Exercise aim:
Go through the listing and return every line with "employees" in it.

Material:
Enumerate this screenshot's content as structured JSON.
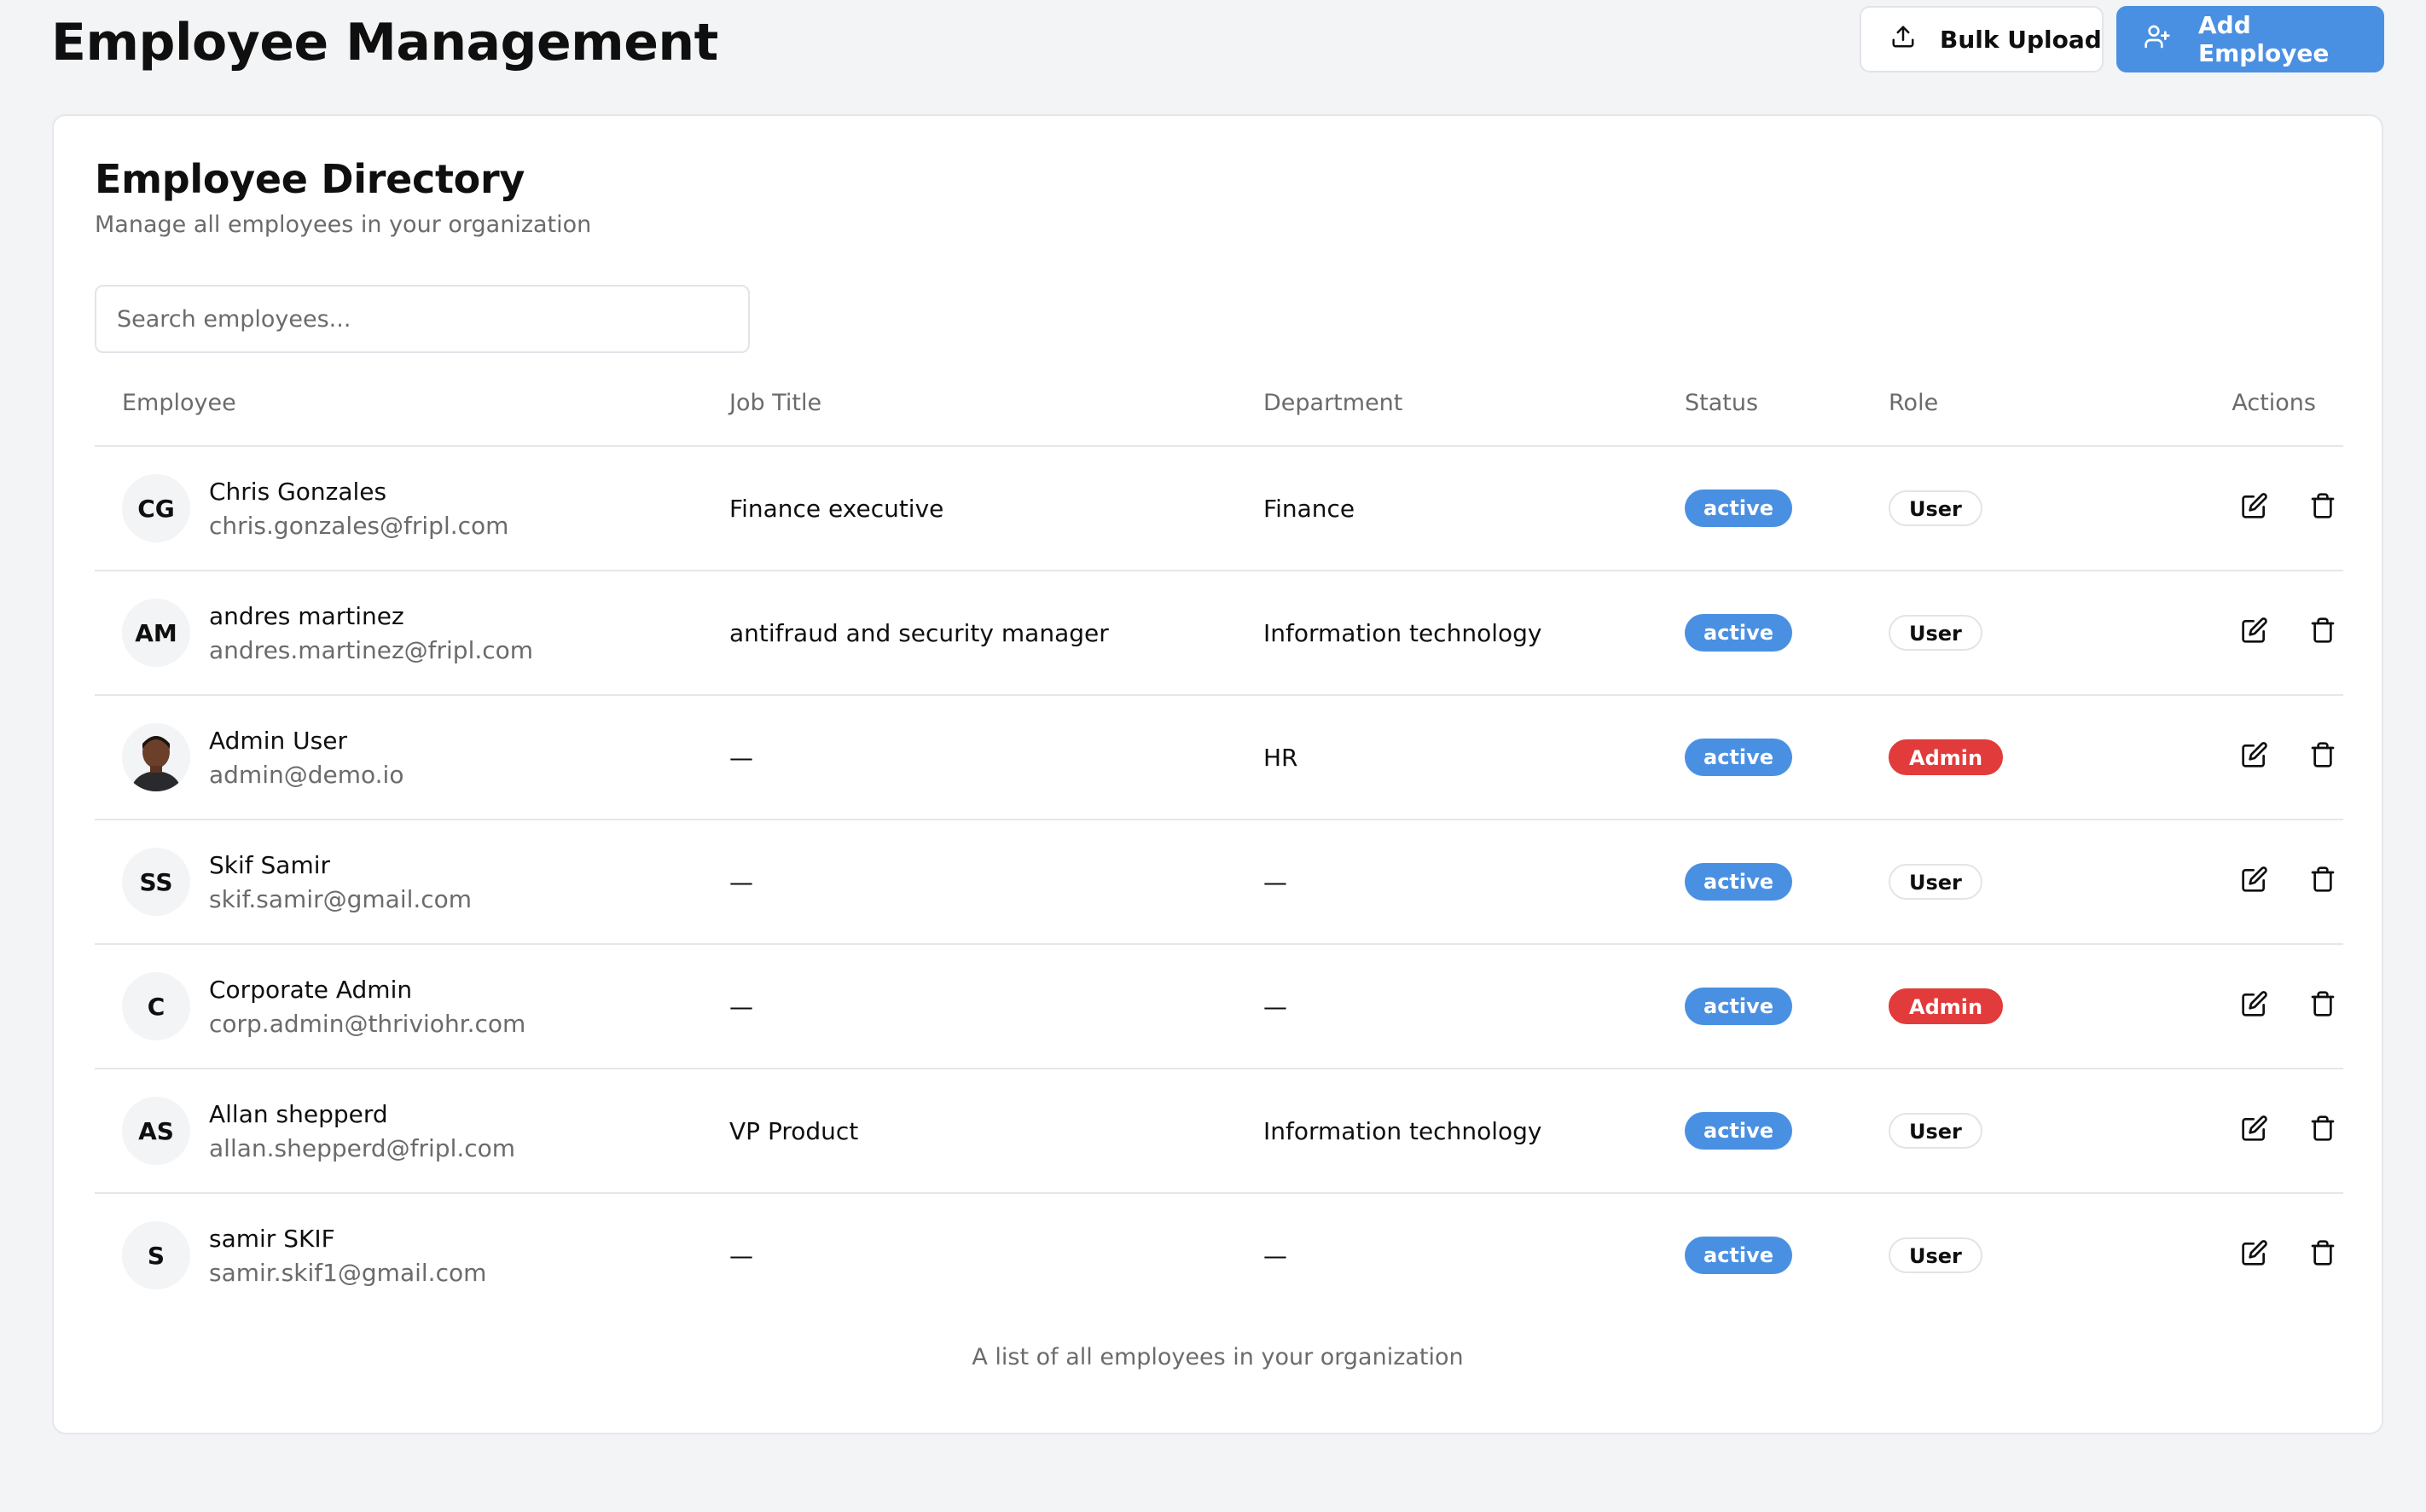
{
  "header": {
    "title": "Employee Management",
    "bulk_upload_label": "Bulk Upload",
    "add_employee_label": "Add Employee",
    "bulk_upload_icon": "upload-icon",
    "add_employee_icon": "user-plus-icon"
  },
  "colors": {
    "primary": "#4a90e2",
    "danger": "#e23b3b",
    "background": "#f3f4f6",
    "muted_text": "#6b6b6e"
  },
  "directory": {
    "title": "Employee Directory",
    "subtitle": "Manage all employees in your organization",
    "search": {
      "placeholder": "Search employees...",
      "value": ""
    },
    "columns": {
      "employee": "Employee",
      "job_title": "Job Title",
      "department": "Department",
      "status": "Status",
      "role": "Role",
      "actions": "Actions"
    },
    "rows": [
      {
        "initials": "CG",
        "photo": false,
        "name": "Chris Gonzales",
        "email": "chris.gonzales@fripl.com",
        "job_title": "Finance executive",
        "department": "Finance",
        "status": "active",
        "role": "User"
      },
      {
        "initials": "AM",
        "photo": false,
        "name": "andres martinez",
        "email": "andres.martinez@fripl.com",
        "job_title": "antifraud and security manager",
        "department": "Information technology",
        "status": "active",
        "role": "User"
      },
      {
        "initials": "",
        "photo": true,
        "name": "Admin User",
        "email": "admin@demo.io",
        "job_title": "—",
        "department": "HR",
        "status": "active",
        "role": "Admin"
      },
      {
        "initials": "SS",
        "photo": false,
        "name": "Skif Samir",
        "email": "skif.samir@gmail.com",
        "job_title": "—",
        "department": "—",
        "status": "active",
        "role": "User"
      },
      {
        "initials": "C",
        "photo": false,
        "name": "Corporate Admin",
        "email": "corp.admin@thriviohr.com",
        "job_title": "—",
        "department": "—",
        "status": "active",
        "role": "Admin"
      },
      {
        "initials": "AS",
        "photo": false,
        "name": "Allan shepperd",
        "email": "allan.shepperd@fripl.com",
        "job_title": "VP Product",
        "department": "Information technology",
        "status": "active",
        "role": "User"
      },
      {
        "initials": "S",
        "photo": false,
        "name": "samir SKIF",
        "email": "samir.skif1@gmail.com",
        "job_title": "—",
        "department": "—",
        "status": "active",
        "role": "User"
      }
    ],
    "row_actions": [
      "edit-icon",
      "trash-icon"
    ],
    "caption": "A list of all employees in your organization"
  }
}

Solved problem:
    "subtitle": "Manage all employees in your organization",
      "placeholder": "Search employees...",
    "caption": "A list of all employees in your organization"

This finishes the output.